* **Problem requirements**
Which lines have the string "this"? Copy all of them from the entries below.

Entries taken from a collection
--------------------------------------------------

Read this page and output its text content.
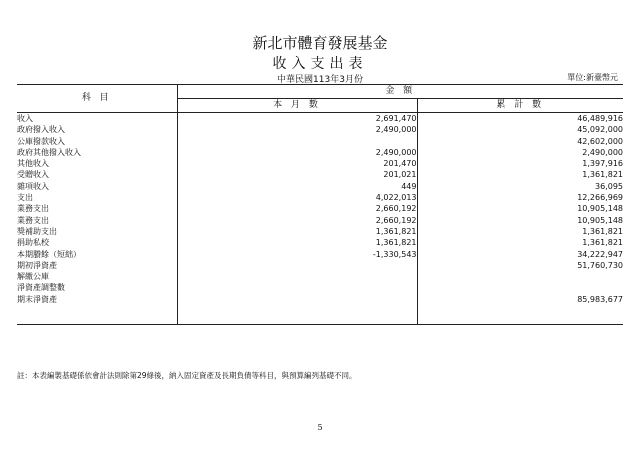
新北市體育發展基金
收入支出表
中華民國113年3月份	單位:新臺幣元
科 目	金 額	
	本 月 數	累 計 數
收入	2,691,470	46,489,916
政府撥入收入	2,490,000	45,092,000
公庫撥款收入		42,602,000
政府其他撥入收入	2,490,000	2,490,000
其他收入	201,470	1,397,916
受贈收入	201,021	1,361,821
雜項收入	449	36,095
支出	4,022,013	12,266,969
業務支出	2,660,192	10,905,148
業務支出	2,660,192	10,905,148
獎補助支出	1,361,821	1,361,821
捐助私校	1,361,821	1,361,821
本期賸餘（短絀）	-1,330,543	34,222,947
期初淨資產		51,760,730
解繳公庫		
淨資產調整數		
期末淨資產		85,983,677
註：本表編製基礎係依會計法則除第29條後，納入固定資產及長期負債等科目，與預算編列基礎不同。
5
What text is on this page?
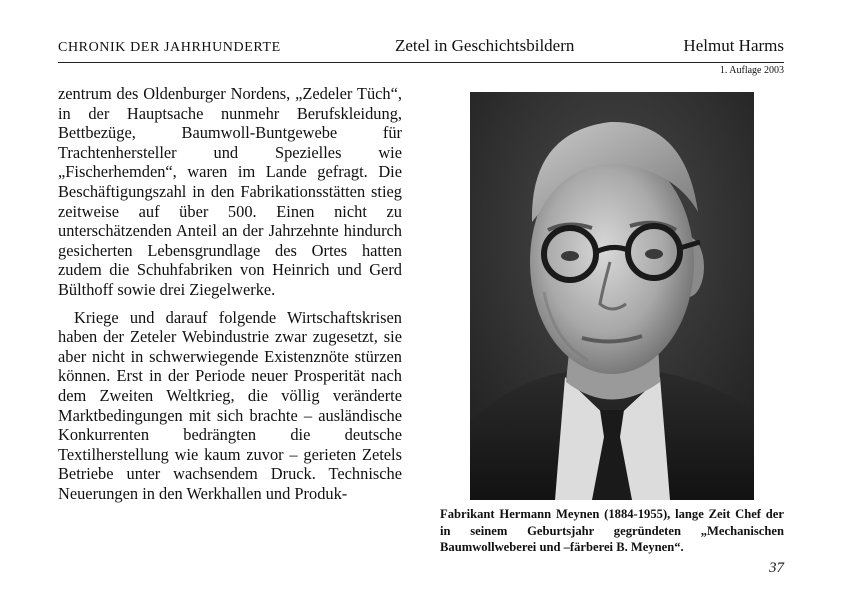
CHRONIK DER JAHRHUNDERTE	Zetel in Geschichtsbildern	Helmut Harms
1. Auflage 2003

zentrum des Oldenburger Nordens, „Zedeler Tüch“, in der Hauptsache nunmehr Berufskleidung, Bettbezüge, Baumwoll-Buntgewebe für Trachtenhersteller und Spezielles wie „Fischerhemden“, waren im Lande gefragt. Die Beschäftigungszahl in den Fabrikationsstätten stieg zeitweise auf über 500. Einen nicht zu unterschätzenden Anteil an der Jahrzehnte hindurch gesicherten Lebensgrundlage des Ortes hatten zudem die Schuhfabriken von Heinrich und Gerd Bülthoff sowie drei Ziegelwerke.

Kriege und darauf folgende Wirtschaftskrisen haben der Zeteler Webindustrie zwar zugesetzt, sie aber nicht in schwerwiegende Existenznöte stürzen können. Erst in der Periode neuer Prosperität nach dem Zweiten Weltkrieg, die völlig veränderte Marktbedingungen mit sich brachte – ausländische Konkurrenten bedrängten die deutsche Textilherstellung wie kaum zuvor – gerieten Zetels Betriebe unter wachsendem Druck. Technische Neuerungen in den Werkhallen und Produk-

Fabrikant Hermann Meynen (1884-1955), lange Zeit Chef der in seinem Geburtsjahr gegründeten „Mechanischen Baumwollweberei und –färberei B. Meynen“.
37
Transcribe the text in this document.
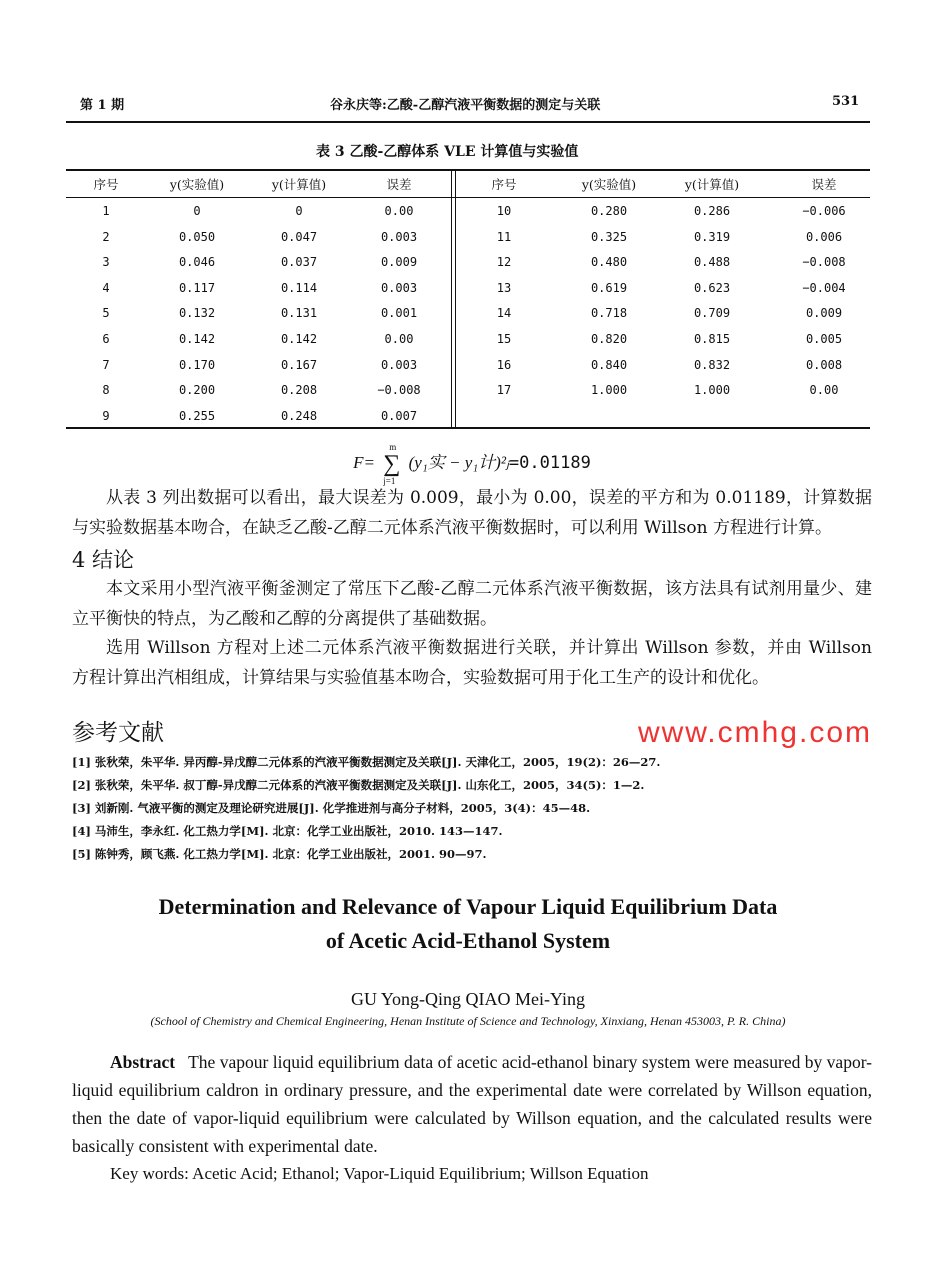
第 1 期	谷永庆等:乙酸-乙醇汽液平衡数据的测定与关联	531
表 3 乙酸-乙醇体系 VLE 计算值与实验值
序号	y(实验值)	y(计算值)	误差	序号	y(实验值)	y(计算值)	误差
1	0	0	0.00
2	0.050	0.047	0.003
3	0.046	0.037	0.009
4	0.117	0.114	0.003
5	0.132	0.131	0.001
6	0.142	0.142	0.00
7	0.170	0.167	0.003
8	0.200	0.208	−0.008
9	0.255	0.248	0.007
10	0.280	0.286	−0.006
11	0.325	0.319	0.006
12	0.480	0.488	−0.008
13	0.619	0.623	−0.004
14	0.718	0.709	0.009
15	0.820	0.815	0.005
16	0.840	0.832	0.008
17	1.000	1.000	0.00
F= ∑
m
j=1
(y₁实 − y₁计)²ⱼ=0.01189

从表 3 列出数据可以看出，最大误差为 0.009，最小为 0.00，误差的平方和为 0.01189，计算数据与实验数据基本吻合，在缺乏乙酸-乙醇二元体系汽液平衡数据时，可以利用 Willson 方程进行计算。

4 结论

本文采用小型汽液平衡釜测定了常压下乙酸-乙醇二元体系汽液平衡数据，该方法具有试剂用量少、建立平衡快的特点，为乙酸和乙醇的分离提供了基础数据。

选用 Willson 方程对上述二元体系汽液平衡数据进行关联，并计算出 Willson 参数，并由 Willson 方程计算出汽相组成，计算结果与实验值基本吻合，实验数据可用于化工生产的设计和优化。

参考文献	www.cmhg.com
[1] 张秋荣，朱平华. 异丙醇-异戊醇二元体系的汽液平衡数据测定及关联[J]. 天津化工，2005，19(2)：26—27.
[2] 张秋荣，朱平华. 叔丁醇-异戊醇二元体系的汽液平衡数据测定及关联[J]. 山东化工，2005，34(5)：1—2.
[3] 刘新刚. 气液平衡的测定及理论研究进展[J]. 化学推进剂与高分子材料，2005，3(4)：45—48.
[4] 马沛生，李永红. 化工热力学[M]. 北京：化学工业出版社，2010. 143—147.
[5] 陈钟秀，顾飞燕. 化工热力学[M]. 北京：化学工业出版社，2001. 90—97.
Determination and Relevance of Vapour Liquid Equilibrium Data
of Acetic Acid-Ethanol System
GU Yong-Qing QIAO Mei-Ying
(School of Chemistry and Chemical Engineering, Henan Institute of Science and Technology, Xinxiang, Henan 453003, P. R. China)
Abstract The vapour liquid equilibrium data of acetic acid-ethanol binary system were measured by vapor-liquid equilibrium caldron in ordinary pressure, and the experimental date were correlated by Willson equation, then the date of vapor-liquid equilibrium were calculated by Willson equation, and the calculated results were basically consistent with experimental date.
Key words: Acetic Acid; Ethanol; Vapor-Liquid Equilibrium; Willson Equation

--------------------------------------------------

* **Task answer**
Read this page and output its text content.
What text is on this page?
Transcribe the text in this document.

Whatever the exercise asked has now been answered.